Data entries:
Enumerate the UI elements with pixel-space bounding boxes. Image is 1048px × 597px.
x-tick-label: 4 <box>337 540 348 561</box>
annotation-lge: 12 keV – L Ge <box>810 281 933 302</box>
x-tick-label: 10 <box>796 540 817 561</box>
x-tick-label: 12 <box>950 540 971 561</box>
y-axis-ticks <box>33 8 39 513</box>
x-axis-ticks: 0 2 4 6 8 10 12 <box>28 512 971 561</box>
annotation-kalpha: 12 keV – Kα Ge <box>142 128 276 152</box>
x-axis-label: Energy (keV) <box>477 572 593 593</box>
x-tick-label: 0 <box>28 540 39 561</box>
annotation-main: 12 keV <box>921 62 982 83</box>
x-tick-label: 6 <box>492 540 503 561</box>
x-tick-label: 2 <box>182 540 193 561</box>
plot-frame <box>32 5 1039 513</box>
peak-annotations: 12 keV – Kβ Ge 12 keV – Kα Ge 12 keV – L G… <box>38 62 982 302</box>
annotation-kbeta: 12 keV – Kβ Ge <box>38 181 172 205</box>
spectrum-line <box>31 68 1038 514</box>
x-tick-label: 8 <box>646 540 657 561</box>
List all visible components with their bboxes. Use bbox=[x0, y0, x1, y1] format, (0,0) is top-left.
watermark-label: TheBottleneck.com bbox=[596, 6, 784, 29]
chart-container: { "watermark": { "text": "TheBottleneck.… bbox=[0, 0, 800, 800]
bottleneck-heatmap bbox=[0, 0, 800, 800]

What you have to do
Return every line of the data above verbatim, with no changes.

The completed task
Enumerate the UI elements with pixel-space bounding boxes. Image is 1048px × 597px.
x-tick-label: 4 <box>337 540 348 561</box>
annotation-lge: 12 keV – L Ge <box>810 281 933 302</box>
x-tick-label: 10 <box>796 540 817 561</box>
x-tick-label: 12 <box>950 540 971 561</box>
y-axis-ticks <box>33 8 39 513</box>
x-axis-ticks: 0 2 4 6 8 10 12 <box>28 512 971 561</box>
annotation-kalpha: 12 keV – Kα Ge <box>142 128 276 152</box>
x-axis-label: Energy (keV) <box>477 572 593 593</box>
x-tick-label: 0 <box>28 540 39 561</box>
annotation-main: 12 keV <box>921 62 982 83</box>
x-tick-label: 6 <box>492 540 503 561</box>
x-tick-label: 2 <box>182 540 193 561</box>
plot-frame <box>32 5 1039 513</box>
peak-annotations: 12 keV – Kβ Ge 12 keV – Kα Ge 12 keV – L G… <box>38 62 982 302</box>
annotation-kbeta: 12 keV – Kβ Ge <box>38 181 172 205</box>
spectrum-line <box>31 68 1038 514</box>
x-tick-label: 8 <box>646 540 657 561</box>
List all visible components with their bboxes. Use bbox=[x0, y0, x1, y1] format, (0,0) is top-left.
watermark-label: TheBottleneck.com bbox=[596, 6, 784, 29]
chart-container: { "watermark": { "text": "TheBottleneck.… bbox=[0, 0, 800, 800]
bottleneck-heatmap bbox=[0, 0, 800, 800]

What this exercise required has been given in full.